(Assignment): Your answer must be the records below, reproduced exactly.

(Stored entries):

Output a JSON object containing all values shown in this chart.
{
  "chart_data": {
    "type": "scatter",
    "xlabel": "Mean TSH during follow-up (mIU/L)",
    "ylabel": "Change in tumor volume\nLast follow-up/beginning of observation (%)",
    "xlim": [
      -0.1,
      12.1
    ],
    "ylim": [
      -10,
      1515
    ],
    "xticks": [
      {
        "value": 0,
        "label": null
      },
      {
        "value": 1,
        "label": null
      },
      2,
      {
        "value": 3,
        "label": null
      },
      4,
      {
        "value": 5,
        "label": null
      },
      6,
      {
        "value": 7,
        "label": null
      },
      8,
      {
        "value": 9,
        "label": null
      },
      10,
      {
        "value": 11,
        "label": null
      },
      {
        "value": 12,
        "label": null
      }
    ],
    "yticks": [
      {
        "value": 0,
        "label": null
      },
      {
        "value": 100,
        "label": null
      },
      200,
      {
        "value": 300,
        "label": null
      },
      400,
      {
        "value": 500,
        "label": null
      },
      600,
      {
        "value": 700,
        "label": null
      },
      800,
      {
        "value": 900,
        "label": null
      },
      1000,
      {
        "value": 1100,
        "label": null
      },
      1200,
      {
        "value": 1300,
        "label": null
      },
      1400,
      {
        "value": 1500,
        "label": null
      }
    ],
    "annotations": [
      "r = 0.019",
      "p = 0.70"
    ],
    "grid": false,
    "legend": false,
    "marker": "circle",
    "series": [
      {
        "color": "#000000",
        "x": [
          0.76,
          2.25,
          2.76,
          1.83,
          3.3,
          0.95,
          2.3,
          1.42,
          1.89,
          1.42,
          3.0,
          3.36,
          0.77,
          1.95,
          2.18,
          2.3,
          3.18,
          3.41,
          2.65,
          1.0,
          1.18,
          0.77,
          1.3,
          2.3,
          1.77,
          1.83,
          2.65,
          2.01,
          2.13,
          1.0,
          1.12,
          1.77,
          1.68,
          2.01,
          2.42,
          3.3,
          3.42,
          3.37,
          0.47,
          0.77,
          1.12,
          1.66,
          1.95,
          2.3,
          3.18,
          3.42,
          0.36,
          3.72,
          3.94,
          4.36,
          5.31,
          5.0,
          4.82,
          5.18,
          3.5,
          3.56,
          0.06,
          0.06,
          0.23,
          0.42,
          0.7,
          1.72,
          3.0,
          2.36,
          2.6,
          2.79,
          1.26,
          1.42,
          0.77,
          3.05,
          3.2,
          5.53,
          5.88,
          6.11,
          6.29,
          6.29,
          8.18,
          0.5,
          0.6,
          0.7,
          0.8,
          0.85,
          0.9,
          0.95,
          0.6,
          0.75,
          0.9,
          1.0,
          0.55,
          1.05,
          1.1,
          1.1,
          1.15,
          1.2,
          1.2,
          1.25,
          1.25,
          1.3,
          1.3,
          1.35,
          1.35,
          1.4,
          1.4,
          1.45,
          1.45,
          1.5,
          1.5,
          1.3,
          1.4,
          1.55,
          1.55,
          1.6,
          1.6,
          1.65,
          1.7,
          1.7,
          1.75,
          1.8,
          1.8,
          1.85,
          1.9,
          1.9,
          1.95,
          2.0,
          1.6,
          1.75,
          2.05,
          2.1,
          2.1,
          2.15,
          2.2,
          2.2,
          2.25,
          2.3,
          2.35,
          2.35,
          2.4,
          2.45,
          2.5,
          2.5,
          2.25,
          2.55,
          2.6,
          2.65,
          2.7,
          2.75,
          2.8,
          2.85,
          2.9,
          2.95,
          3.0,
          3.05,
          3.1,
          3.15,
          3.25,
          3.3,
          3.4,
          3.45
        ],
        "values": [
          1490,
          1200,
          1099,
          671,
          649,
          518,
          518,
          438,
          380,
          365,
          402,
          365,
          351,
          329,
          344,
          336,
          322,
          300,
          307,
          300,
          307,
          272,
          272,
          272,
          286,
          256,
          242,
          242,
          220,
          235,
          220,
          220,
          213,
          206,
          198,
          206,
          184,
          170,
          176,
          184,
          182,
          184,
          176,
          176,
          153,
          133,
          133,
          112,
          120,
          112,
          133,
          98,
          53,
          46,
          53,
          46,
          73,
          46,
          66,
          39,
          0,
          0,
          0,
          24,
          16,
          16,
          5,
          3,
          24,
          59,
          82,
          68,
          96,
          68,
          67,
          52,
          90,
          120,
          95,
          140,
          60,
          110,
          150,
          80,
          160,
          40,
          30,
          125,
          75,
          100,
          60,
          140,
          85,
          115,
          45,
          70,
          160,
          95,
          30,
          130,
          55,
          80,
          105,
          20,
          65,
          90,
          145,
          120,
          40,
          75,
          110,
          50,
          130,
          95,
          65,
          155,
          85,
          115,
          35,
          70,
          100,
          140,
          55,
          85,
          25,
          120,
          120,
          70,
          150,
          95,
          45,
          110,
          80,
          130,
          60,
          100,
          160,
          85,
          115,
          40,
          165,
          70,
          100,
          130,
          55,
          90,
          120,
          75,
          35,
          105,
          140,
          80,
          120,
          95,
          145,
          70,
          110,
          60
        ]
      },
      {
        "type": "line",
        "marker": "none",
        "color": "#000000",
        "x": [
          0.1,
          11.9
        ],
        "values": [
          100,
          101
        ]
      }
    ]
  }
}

(Exercise output):
Output a JSON object containing all values shown in this chart.
{
  "chart_data": {
    "type": "scatter",
    "xlabel": "Mean TSH during follow-up (mIU/L)",
    "ylabel": "Change in tumor volume\nLast follow-up/beginning of observation (%)",
    "xlim": [
      -0.1,
      12.1
    ],
    "ylim": [
      -10,
      1515
    ],
    "xticks": [
      {
        "value": 0,
        "label": null
      },
      {
        "value": 1,
        "label": null
      },
      2,
      {
        "value": 3,
        "label": null
      },
      4,
      {
        "value": 5,
        "label": null
      },
      6,
      {
        "value": 7,
        "label": null
      },
      8,
      {
        "value": 9,
        "label": null
      },
      10,
      {
        "value": 11,
        "label": null
      },
      {
        "value": 12,
        "label": null
      }
    ],
    "yticks": [
      {
        "value": 0,
        "label": null
      },
      {
        "value": 100,
        "label": null
      },
      200,
      {
        "value": 300,
        "label": null
      },
      400,
      {
        "value": 500,
        "label": null
      },
      600,
      {
        "value": 700,
        "label": null
      },
      800,
      {
        "value": 900,
        "label": null
      },
      1000,
      {
        "value": 1100,
        "label": null
      },
      1200,
      {
        "value": 1300,
        "label": null
      },
      1400,
      {
        "value": 1500,
        "label": null
      }
    ],
    "annotations": [
      "r = 0.019",
      "p = 0.70"
    ],
    "grid": false,
    "legend": false,
    "marker": "circle",
    "series": [
      {
        "color": "#000000",
        "x": [
          0.76,
          2.25,
          2.76,
          1.83,
          3.3,
          0.95,
          2.3,
          1.42,
          1.89,
          1.42,
          3.0,
          3.36,
          0.77,
          1.95,
          2.18,
          2.3,
          3.18,
          3.41,
          2.65,
          1.0,
          1.18,
          0.77,
          1.3,
          2.3,
          1.77,
          1.83,
          2.65,
          2.01,
          2.13,
          1.0,
          1.12,
          1.77,
          1.68,
          2.01,
          2.42,
          3.3,
          3.42,
          3.37,
          0.47,
          0.77,
          1.12,
          1.66,
          1.95,
          2.3,
          3.18,
          3.42,
          0.36,
          3.72,
          3.94,
          4.36,
          5.31,
          5.0,
          4.82,
          5.18,
          3.5,
          3.56,
          0.06,
          0.06,
          0.23,
          0.42,
          0.7,
          1.72,
          3.0,
          2.36,
          2.6,
          2.79,
          1.26,
          1.42,
          0.77,
          3.05,
          3.2,
          5.53,
          5.88,
          6.11,
          6.29,
          6.29,
          8.18,
          0.5,
          0.6,
          0.7,
          0.8,
          0.85,
          0.9,
          0.95,
          0.6,
          0.75,
          0.9,
          1.0,
          0.55,
          1.05,
          1.1,
          1.1,
          1.15,
          1.2,
          1.2,
          1.25,
          1.25,
          1.3,
          1.3,
          1.35,
          1.35,
          1.4,
          1.4,
          1.45,
          1.45,
          1.5,
          1.5,
          1.3,
          1.4,
          1.55,
          1.55,
          1.6,
          1.6,
          1.65,
          1.7,
          1.7,
          1.75,
          1.8,
          1.8,
          1.85,
          1.9,
          1.9,
          1.95,
          2.0,
          1.6,
          1.75,
          2.05,
          2.1,
          2.1,
          2.15,
          2.2,
          2.2,
          2.25,
          2.3,
          2.35,
          2.35,
          2.4,
          2.45,
          2.5,
          2.5,
          2.25,
          2.55,
          2.6,
          2.65,
          2.7,
          2.75,
          2.8,
          2.85,
          2.9,
          2.95,
          3.0,
          3.05,
          3.1,
          3.15,
          3.25,
          3.3,
          3.4,
          3.45
        ],
        "values": [
          1490,
          1200,
          1099,
          671,
          649,
          518,
          518,
          438,
          380,
          365,
          402,
          365,
          351,
          329,
          344,
          336,
          322,
          300,
          307,
          300,
          307,
          272,
          272,
          272,
          286,
          256,
          242,
          242,
          220,
          235,
          220,
          220,
          213,
          206,
          198,
          206,
          184,
          170,
          176,
          184,
          182,
          184,
          176,
          176,
          153,
          133,
          133,
          112,
          120,
          112,
          133,
          98,
          53,
          46,
          53,
          46,
          73,
          46,
          66,
          39,
          0,
          0,
          0,
          24,
          16,
          16,
          5,
          3,
          24,
          59,
          82,
          68,
          96,
          68,
          67,
          52,
          90,
          120,
          95,
          140,
          60,
          110,
          150,
          80,
          160,
          40,
          30,
          125,
          75,
          100,
          60,
          140,
          85,
          115,
          45,
          70,
          160,
          95,
          30,
          130,
          55,
          80,
          105,
          20,
          65,
          90,
          145,
          120,
          40,
          75,
          110,
          50,
          130,
          95,
          65,
          155,
          85,
          115,
          35,
          70,
          100,
          140,
          55,
          85,
          25,
          120,
          120,
          70,
          150,
          95,
          45,
          110,
          80,
          130,
          60,
          100,
          160,
          85,
          115,
          40,
          165,
          70,
          100,
          130,
          55,
          90,
          120,
          75,
          35,
          105,
          140,
          80,
          120,
          95,
          145,
          70,
          110,
          60
        ]
      },
      {
        "type": "line",
        "marker": "none",
        "color": "#000000",
        "x": [
          0.1,
          11.9
        ],
        "values": [
          100,
          101
        ]
      }
    ]
  }
}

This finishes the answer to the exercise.